** begin DOCUMENT TEXT **
Sometimes a product line that was already certified is later found not to meet the standards claimed by its manufacturer and the ratings are corrected. This is called derating. “If you are found to have over-rated your equipment, there’s a financial penalty for each unit produced,” said Menzer. The risk of derating helps keep the manufacturers conservative in their claims, he noted.
Manufacturers also help keep each other honest by challenging each other’s claims. “Many manufacturers will buy each other’s equipment, tear it down, and test it themselves,” Menzer said. If their findings do not meet the product’s certified claims, that’s they can choose to challenge certification claims. “It’s done occasionally,” Menzer said.
This is fundamentally the same program that has been in place for close to 50 years — nearly as old as the Institute itself. “It works,” Menzer said. “There have been some changes where loopholes have been closed up, but it has worked well for a long time.”
Besides working in its own right, ARI’s standard and certification programs have been studied and copied by other associations around the world. “They model in some degree after us.”
“In the simplest terms,” wrote former Engineering vice president Herb Phillips, “the industry developed a common yardstick, a standard by which air conditioner product performance can be measured by anyone capable of using this yardstick.
“The industry developed certification to be certain that, in making these measurements and expressing the results, the yardstick was not bent, stretched, or otherwise distorted.”
Together, standards and certification helped the public trust the claims manufacturers made about their air conditioning and refrigeration equipment. The advancement of this new technology helped the growth of the U.S. economy. It even helped us land men on the moon.
“A new application engineering standard for air conditioning multi-zone buildings, such as factories, office buildings, and similar structures in which varying degrees of cooling and humidity must be maintained, has been issued by the Air Conditioning and Refrigeration Institute. It is limited to the setting of minimum conditions and factors that form the basis of design load estimating and specifications of performance for such installations.”
The standard required, among other things, “design load factors for inside and outside conditions; sensible heat gain through glass; transmission; heat gain from occupants; heat gain from appliances; ventilation and infiltration; air motion in conditioned spaces; capacity specifications; cooling load calculations; multi-zone building refrigeration loads; heating load calculations; and safety provisions.”
“The proposed ARI compliance program, now under consideration by several Product Sections and already put into effect by the Room Air Conditioner Section, is a large contributing factor to the increased interest since standards are necessary to any compliance program,” stated Bergheim, “and implementation of such a program certainly depends, to a large extent, on the quality and availability of adequate standards.”
Eleven standards were published in 1956, from room air conditioners and sealed hermetic-type compressors, to application engineering for air conditioners and liquid chilling package units, Bergheim wrote. Standards in the works included remote-type air-handling units, solenoid valves, aluminum refrigeration tubing, and remote-type air-cooled condensers.
** end DOCUMENT TEXT **
** begin MATERIAL SUPPLIED **
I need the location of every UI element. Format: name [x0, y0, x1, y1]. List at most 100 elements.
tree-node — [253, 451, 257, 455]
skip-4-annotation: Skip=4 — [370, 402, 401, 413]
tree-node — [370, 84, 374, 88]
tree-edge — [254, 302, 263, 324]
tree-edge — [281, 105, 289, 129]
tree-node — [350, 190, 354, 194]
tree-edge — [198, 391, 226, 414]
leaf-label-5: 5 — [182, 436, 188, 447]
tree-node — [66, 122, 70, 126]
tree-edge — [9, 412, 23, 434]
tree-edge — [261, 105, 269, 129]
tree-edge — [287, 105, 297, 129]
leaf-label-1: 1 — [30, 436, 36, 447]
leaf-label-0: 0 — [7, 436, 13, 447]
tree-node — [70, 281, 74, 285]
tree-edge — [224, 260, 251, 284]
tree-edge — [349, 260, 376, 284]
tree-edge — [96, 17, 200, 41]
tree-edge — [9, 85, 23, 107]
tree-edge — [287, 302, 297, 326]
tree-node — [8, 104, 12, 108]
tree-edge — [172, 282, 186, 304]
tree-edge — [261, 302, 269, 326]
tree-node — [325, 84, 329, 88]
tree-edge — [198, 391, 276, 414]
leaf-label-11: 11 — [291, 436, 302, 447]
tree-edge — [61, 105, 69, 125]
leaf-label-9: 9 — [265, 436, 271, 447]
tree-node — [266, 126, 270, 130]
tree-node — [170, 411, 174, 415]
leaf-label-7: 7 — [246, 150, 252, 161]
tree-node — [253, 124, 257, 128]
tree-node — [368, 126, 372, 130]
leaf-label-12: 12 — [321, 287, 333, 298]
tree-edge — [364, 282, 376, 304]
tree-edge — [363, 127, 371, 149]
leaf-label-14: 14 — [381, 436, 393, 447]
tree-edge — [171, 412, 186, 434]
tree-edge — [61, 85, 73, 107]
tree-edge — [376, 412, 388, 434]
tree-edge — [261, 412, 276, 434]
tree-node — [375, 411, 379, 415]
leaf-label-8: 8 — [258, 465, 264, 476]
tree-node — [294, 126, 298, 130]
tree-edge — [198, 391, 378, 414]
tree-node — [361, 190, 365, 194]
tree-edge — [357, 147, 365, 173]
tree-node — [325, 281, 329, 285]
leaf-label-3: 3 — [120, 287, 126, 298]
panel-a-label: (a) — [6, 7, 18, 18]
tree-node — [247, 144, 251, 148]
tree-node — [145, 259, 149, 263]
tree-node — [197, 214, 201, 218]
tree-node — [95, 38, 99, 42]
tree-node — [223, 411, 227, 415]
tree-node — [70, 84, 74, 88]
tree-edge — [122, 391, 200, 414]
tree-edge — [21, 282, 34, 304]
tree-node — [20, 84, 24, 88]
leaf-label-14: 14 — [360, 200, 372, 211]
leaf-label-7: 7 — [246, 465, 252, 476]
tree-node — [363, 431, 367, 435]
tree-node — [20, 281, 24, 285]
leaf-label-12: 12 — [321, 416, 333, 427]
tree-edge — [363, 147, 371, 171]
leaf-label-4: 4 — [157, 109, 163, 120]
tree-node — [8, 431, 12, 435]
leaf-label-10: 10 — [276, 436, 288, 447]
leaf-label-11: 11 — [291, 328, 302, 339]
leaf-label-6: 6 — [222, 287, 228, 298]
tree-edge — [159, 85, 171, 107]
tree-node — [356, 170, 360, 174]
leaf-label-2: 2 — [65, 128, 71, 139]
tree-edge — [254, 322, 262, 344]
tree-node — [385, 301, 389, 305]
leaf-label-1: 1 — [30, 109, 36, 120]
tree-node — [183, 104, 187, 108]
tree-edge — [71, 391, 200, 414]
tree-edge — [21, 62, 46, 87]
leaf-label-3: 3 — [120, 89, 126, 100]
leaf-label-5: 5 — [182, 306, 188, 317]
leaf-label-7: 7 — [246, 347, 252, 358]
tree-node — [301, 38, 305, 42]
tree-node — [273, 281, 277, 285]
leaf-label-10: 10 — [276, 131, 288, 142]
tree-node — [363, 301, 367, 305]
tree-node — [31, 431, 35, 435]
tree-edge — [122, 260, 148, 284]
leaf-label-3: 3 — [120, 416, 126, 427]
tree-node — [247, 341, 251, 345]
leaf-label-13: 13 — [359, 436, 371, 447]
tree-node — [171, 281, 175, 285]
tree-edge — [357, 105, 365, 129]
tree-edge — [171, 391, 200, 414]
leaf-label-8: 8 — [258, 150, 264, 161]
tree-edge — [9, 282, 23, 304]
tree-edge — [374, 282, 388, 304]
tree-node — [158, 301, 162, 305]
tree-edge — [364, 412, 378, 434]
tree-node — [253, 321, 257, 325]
** end MATERIAL SUPPLIED **
REQUIREMENTS ->
1 – Answer these questions using the text on air conditioning standards and certification:
(a) What term does the text use for correcting the ratings of a certified product line that is later found not to meet its manufacturer's claims?
(b) For about how many years has the certification program been in place?
(c) How many standards were published in 1956?
2 – Resume the text on air conditioning standards and certification, starting after its last sentence.

RESULTS OF THE TASKS ->
1 –
(a) Derating
(b) Close to 50 years
(c) Eleven

2 –
The certification program for unitary air conditioners was officially launched in 1958.
“The new standard, numbered 240-57, was issued to ‘establish minimum industry standards of performance of unitary heat pumps and to provide means for establishing reliable ratings.’
“It provides that standard ratings relating to cooling capacity shall be stated as total cooling capacity and expressed only in terms of Btu per hour in multiples of 1,000 Btu per hour,” the Institute stated. If auxiliary heating capacity is included in the rating, “it must also be separately designated in Btu per hour.”
The new publication also “… specifies minimum sanitation requirements and acceptable cleaning methods for the guidance of federal, state, county, district, and municipal health authorities and other food regulatory agencies.”
“Since the new standard for products of the section (ARI 210-57) is called ‘Unitary Air Conditioners,’ it was determined to rename the section by this title.”
Standards now existing and in process of development included the 100 Series for Room Air Conditioners; the 200 Series for Unitary Air Conditioners; the 300 Series for Small Compressors; the 400 Series for Heat Transfer Equipment; the 700 Series for Valves, Driers, Fittings, and Accessories; and the 800 Series for Self-contained Ice Makers.
“Standard 516 was designed to replace Standard 5-21 (‘Freon Compressor Units, 25 Horsepower and Larger’).
“Its purpose, as stated in the first section of the publication, ‘is to establish, for Refrigerant 12 and Refrigerant 22 compressors and condensing units … recommended specifications of what constitutes standard equipment, recommended methods of testing and rating, including standard rating conditions, and provisions for safety.’”
“The revised standard, ‘ARI Standard 230-62,’ includes the heat gain calculation procedure jointly developed by an industry joint study group representing ARI, the Institute of Boiler and Radiator Manufacturers, and the National Warm Air Heating and Air Conditioning Association.
“Published as part of the standard is a new Residential Air Conditioning Load Calculation Form, which supersedes the previously published form for this purpose, and which is based on the new heat-gain calculation procedure.
“This new form, available in pads of 25 each, provides for room-by-room heat gain and heat loss calculation, plus determination of required air quantities for each space.”
“Recently revised in accordance with an industry-wide agreement, the documents provide for both cooling and heating load determination on a room-by-room basis, and have been approved by the FHA.”
The Institute responded with ARI Standard 260 for the “Application, Installation, and Servicing of Unitary Systems.” Initially published in 1964, in 1967 it was revised and republished as ARI Standard 260-67.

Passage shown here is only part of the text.